DATA ROWS »
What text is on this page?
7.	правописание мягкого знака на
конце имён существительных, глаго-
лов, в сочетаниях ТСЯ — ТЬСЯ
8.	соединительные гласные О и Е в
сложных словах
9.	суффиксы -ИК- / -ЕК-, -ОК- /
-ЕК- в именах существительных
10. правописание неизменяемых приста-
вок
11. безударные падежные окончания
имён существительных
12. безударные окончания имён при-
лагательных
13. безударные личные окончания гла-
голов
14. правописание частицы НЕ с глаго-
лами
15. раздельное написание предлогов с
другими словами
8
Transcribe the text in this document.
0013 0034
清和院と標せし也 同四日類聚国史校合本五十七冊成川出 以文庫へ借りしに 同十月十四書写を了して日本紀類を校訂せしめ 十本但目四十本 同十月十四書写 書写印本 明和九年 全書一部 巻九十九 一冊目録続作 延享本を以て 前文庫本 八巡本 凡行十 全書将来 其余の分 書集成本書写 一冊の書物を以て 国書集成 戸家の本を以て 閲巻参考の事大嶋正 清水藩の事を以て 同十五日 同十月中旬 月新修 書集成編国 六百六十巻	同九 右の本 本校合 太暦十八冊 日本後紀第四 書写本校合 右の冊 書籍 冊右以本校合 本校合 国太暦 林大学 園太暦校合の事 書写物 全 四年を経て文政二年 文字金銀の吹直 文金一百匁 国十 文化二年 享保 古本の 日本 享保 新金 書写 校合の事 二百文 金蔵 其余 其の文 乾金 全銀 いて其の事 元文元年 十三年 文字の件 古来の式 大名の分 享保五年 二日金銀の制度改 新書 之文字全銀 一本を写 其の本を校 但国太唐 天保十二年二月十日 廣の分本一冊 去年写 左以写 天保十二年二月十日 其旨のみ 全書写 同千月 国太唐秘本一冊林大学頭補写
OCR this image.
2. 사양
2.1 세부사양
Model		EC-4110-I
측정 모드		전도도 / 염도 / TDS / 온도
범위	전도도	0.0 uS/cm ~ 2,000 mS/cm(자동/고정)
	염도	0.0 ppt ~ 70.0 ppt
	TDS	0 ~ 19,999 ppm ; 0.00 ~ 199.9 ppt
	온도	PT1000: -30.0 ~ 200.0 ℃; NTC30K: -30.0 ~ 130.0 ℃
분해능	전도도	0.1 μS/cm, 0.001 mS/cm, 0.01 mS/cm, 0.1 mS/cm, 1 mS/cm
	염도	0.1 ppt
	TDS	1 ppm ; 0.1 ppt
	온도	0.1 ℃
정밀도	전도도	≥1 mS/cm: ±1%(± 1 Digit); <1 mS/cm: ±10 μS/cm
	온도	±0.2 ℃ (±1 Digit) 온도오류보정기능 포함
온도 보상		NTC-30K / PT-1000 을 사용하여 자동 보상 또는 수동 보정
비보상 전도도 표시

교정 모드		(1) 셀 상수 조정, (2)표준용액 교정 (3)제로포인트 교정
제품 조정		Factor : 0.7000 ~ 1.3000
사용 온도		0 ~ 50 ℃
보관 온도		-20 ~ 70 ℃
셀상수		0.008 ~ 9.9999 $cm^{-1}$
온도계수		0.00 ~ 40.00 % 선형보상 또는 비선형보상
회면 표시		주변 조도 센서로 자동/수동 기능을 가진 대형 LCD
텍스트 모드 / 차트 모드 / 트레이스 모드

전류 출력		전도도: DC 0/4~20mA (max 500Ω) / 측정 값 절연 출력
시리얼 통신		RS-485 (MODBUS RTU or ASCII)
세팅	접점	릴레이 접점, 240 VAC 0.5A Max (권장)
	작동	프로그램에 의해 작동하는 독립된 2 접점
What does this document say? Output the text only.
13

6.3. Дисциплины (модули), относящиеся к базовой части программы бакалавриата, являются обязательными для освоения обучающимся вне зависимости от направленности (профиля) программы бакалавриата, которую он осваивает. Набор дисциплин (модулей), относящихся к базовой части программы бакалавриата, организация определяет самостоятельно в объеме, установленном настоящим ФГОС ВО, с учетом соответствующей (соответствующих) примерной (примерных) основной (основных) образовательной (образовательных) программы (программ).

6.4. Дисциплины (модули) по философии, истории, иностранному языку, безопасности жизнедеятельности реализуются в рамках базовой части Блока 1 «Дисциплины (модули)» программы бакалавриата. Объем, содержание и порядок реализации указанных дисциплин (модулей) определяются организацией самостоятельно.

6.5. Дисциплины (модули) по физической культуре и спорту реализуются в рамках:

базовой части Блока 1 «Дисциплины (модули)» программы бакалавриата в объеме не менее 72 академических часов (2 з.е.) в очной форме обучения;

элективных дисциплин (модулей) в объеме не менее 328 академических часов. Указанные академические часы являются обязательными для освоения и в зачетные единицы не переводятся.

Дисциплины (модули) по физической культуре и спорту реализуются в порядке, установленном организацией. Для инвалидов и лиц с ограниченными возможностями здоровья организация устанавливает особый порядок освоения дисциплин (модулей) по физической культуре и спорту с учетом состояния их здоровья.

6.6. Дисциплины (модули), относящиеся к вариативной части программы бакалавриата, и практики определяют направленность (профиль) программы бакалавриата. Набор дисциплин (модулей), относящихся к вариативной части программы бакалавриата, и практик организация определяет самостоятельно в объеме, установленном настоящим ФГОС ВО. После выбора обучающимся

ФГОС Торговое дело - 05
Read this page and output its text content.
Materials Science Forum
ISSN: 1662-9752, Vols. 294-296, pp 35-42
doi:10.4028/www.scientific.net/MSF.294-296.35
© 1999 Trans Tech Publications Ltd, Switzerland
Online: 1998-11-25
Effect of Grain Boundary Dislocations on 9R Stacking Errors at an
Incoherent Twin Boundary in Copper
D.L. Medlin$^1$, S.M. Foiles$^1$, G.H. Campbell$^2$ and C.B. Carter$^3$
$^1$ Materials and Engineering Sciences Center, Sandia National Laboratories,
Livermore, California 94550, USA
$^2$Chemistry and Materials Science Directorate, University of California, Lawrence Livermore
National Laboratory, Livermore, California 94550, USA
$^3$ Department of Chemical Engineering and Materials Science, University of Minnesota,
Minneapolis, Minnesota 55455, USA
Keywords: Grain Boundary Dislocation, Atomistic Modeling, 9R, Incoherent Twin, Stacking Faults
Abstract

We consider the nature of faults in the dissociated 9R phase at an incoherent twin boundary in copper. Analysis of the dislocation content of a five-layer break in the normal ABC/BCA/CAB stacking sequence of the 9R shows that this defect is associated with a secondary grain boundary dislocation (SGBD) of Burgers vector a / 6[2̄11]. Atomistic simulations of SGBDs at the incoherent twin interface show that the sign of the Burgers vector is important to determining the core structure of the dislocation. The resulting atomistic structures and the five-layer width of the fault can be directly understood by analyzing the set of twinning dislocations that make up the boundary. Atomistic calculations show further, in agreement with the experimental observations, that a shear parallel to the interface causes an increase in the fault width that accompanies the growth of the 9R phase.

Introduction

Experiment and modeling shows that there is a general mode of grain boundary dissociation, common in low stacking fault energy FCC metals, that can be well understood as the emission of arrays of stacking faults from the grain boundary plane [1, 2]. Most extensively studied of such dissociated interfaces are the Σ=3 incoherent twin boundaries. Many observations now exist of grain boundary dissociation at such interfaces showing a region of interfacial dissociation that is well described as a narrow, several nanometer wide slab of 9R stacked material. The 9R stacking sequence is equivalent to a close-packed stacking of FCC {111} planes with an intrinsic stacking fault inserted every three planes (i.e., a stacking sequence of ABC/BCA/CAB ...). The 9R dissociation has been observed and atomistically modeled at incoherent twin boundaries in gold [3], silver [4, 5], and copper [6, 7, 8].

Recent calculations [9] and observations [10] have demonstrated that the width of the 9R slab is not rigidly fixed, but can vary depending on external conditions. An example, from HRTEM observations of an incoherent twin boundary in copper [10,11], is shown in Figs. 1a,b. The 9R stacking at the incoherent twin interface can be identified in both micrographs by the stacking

TASK REQUIREMENTS » Quote each line above in full, word for word.

THE ANSWER »
What text is on this page?
7.	правописание мягкого знака на
конце имён существительных, глаго-
лов, в сочетаниях ТСЯ — ТЬСЯ
8.	соединительные гласные О и Е в
сложных словах
9.	суффиксы -ИК- / -ЕК-, -ОК- /
-ЕК- в именах существительных
10. правописание неизменяемых приста-
вок
11. безударные падежные окончания
имён существительных
12. безударные окончания имён при-
лагательных
13. безударные личные окончания гла-
голов
14. правописание частицы НЕ с глаго-
лами
15. раздельное написание предлогов с
другими словами
8
Transcribe the text in this document.
0013 0034
清和院と標せし也 同四日類聚国史校合本五十七冊成川出 以文庫へ借りしに 同十月十四書写を了して日本紀類を校訂せしめ 十本但目四十本 同十月十四書写 書写印本 明和九年 全書一部 巻九十九 一冊目録続作 延享本を以て 前文庫本 八巡本 凡行十 全書将来 其余の分 書集成本書写 一冊の書物を以て 国書集成 戸家の本を以て 閲巻参考の事大嶋正 清水藩の事を以て 同十五日 同十月中旬 月新修 書集成編国 六百六十巻	同九 右の本 本校合 太暦十八冊 日本後紀第四 書写本校合 右の冊 書籍 冊右以本校合 本校合 国太暦 林大学 園太暦校合の事 書写物 全 四年を経て文政二年 文字金銀の吹直 文金一百匁 国十 文化二年 享保 古本の 日本 享保 新金 書写 校合の事 二百文 金蔵 其余 其の文 乾金 全銀 いて其の事 元文元年 十三年 文字の件 古来の式 大名の分 享保五年 二日金銀の制度改 新書 之文字全銀 一本を写 其の本を校 但国太唐 天保十二年二月十日 廣の分本一冊 去年写 左以写 天保十二年二月十日 其旨のみ 全書写 同千月 国太唐秘本一冊林大学頭補写
OCR this image.
2. 사양
2.1 세부사양
Model		EC-4110-I
측정 모드		전도도 / 염도 / TDS / 온도
범위	전도도	0.0 uS/cm ~ 2,000 mS/cm(자동/고정)
	염도	0.0 ppt ~ 70.0 ppt
	TDS	0 ~ 19,999 ppm ; 0.00 ~ 199.9 ppt
	온도	PT1000: -30.0 ~ 200.0 ℃; NTC30K: -30.0 ~ 130.0 ℃
분해능	전도도	0.1 μS/cm, 0.001 mS/cm, 0.01 mS/cm, 0.1 mS/cm, 1 mS/cm
	염도	0.1 ppt
	TDS	1 ppm ; 0.1 ppt
	온도	0.1 ℃
정밀도	전도도	≥1 mS/cm: ±1%(± 1 Digit); <1 mS/cm: ±10 μS/cm
	온도	±0.2 ℃ (±1 Digit) 온도오류보정기능 포함
온도 보상		NTC-30K / PT-1000 을 사용하여 자동 보상 또는 수동 보정
비보상 전도도 표시

교정 모드		(1) 셀 상수 조정, (2)표준용액 교정 (3)제로포인트 교정
제품 조정		Factor : 0.7000 ~ 1.3000
사용 온도		0 ~ 50 ℃
보관 온도		-20 ~ 70 ℃
셀상수		0.008 ~ 9.9999 $cm^{-1}$
온도계수		0.00 ~ 40.00 % 선형보상 또는 비선형보상
회면 표시		주변 조도 센서로 자동/수동 기능을 가진 대형 LCD
텍스트 모드 / 차트 모드 / 트레이스 모드

전류 출력		전도도: DC 0/4~20mA (max 500Ω) / 측정 값 절연 출력
시리얼 통신		RS-485 (MODBUS RTU or ASCII)
세팅	접점	릴레이 접점, 240 VAC 0.5A Max (권장)
	작동	프로그램에 의해 작동하는 독립된 2 접점
What does this document say? Output the text only.
13

6.3. Дисциплины (модули), относящиеся к базовой части программы бакалавриата, являются обязательными для освоения обучающимся вне зависимости от направленности (профиля) программы бакалавриата, которую он осваивает. Набор дисциплин (модулей), относящихся к базовой части программы бакалавриата, организация определяет самостоятельно в объеме, установленном настоящим ФГОС ВО, с учетом соответствующей (соответствующих) примерной (примерных) основной (основных) образовательной (образовательных) программы (программ).

6.4. Дисциплины (модули) по философии, истории, иностранному языку, безопасности жизнедеятельности реализуются в рамках базовой части Блока 1 «Дисциплины (модули)» программы бакалавриата. Объем, содержание и порядок реализации указанных дисциплин (модулей) определяются организацией самостоятельно.

6.5. Дисциплины (модули) по физической культуре и спорту реализуются в рамках:

базовой части Блока 1 «Дисциплины (модули)» программы бакалавриата в объеме не менее 72 академических часов (2 з.е.) в очной форме обучения;

элективных дисциплин (модулей) в объеме не менее 328 академических часов. Указанные академические часы являются обязательными для освоения и в зачетные единицы не переводятся.

Дисциплины (модули) по физической культуре и спорту реализуются в порядке, установленном организацией. Для инвалидов и лиц с ограниченными возможностями здоровья организация устанавливает особый порядок освоения дисциплин (модулей) по физической культуре и спорту с учетом состояния их здоровья.

6.6. Дисциплины (модули), относящиеся к вариативной части программы бакалавриата, и практики определяют направленность (профиль) программы бакалавриата. Набор дисциплин (модулей), относящихся к вариативной части программы бакалавриата, и практик организация определяет самостоятельно в объеме, установленном настоящим ФГОС ВО. После выбора обучающимся

ФГОС Торговое дело - 05
Read this page and output its text content.
Materials Science Forum
ISSN: 1662-9752, Vols. 294-296, pp 35-42
doi:10.4028/www.scientific.net/MSF.294-296.35
© 1999 Trans Tech Publications Ltd, Switzerland
Online: 1998-11-25
Effect of Grain Boundary Dislocations on 9R Stacking Errors at an
Incoherent Twin Boundary in Copper
D.L. Medlin$^1$, S.M. Foiles$^1$, G.H. Campbell$^2$ and C.B. Carter$^3$
$^1$ Materials and Engineering Sciences Center, Sandia National Laboratories,
Livermore, California 94550, USA
$^2$Chemistry and Materials Science Directorate, University of California, Lawrence Livermore
National Laboratory, Livermore, California 94550, USA
$^3$ Department of Chemical Engineering and Materials Science, University of Minnesota,
Minneapolis, Minnesota 55455, USA
Keywords: Grain Boundary Dislocation, Atomistic Modeling, 9R, Incoherent Twin, Stacking Faults
Abstract

We consider the nature of faults in the dissociated 9R phase at an incoherent twin boundary in copper. Analysis of the dislocation content of a five-layer break in the normal ABC/BCA/CAB stacking sequence of the 9R shows that this defect is associated with a secondary grain boundary dislocation (SGBD) of Burgers vector a / 6[2̄11]. Atomistic simulations of SGBDs at the incoherent twin interface show that the sign of the Burgers vector is important to determining the core structure of the dislocation. The resulting atomistic structures and the five-layer width of the fault can be directly understood by analyzing the set of twinning dislocations that make up the boundary. Atomistic calculations show further, in agreement with the experimental observations, that a shear parallel to the interface causes an increase in the fault width that accompanies the growth of the 9R phase.

Introduction

Experiment and modeling shows that there is a general mode of grain boundary dissociation, common in low stacking fault energy FCC metals, that can be well understood as the emission of arrays of stacking faults from the grain boundary plane [1, 2]. Most extensively studied of such dissociated interfaces are the Σ=3 incoherent twin boundaries. Many observations now exist of grain boundary dissociation at such interfaces showing a region of interfacial dissociation that is well described as a narrow, several nanometer wide slab of 9R stacked material. The 9R stacking sequence is equivalent to a close-packed stacking of FCC {111} planes with an intrinsic stacking fault inserted every three planes (i.e., a stacking sequence of ABC/BCA/CAB ...). The 9R dissociation has been observed and atomistically modeled at incoherent twin boundaries in gold [3], silver [4, 5], and copper [6, 7, 8].

Recent calculations [9] and observations [10] have demonstrated that the width of the 9R slab is not rigidly fixed, but can vary depending on external conditions. An example, from HRTEM observations of an incoherent twin boundary in copper [10,11], is shown in Figs. 1a,b. The 9R stacking at the incoherent twin interface can be identified in both micrographs by the stacking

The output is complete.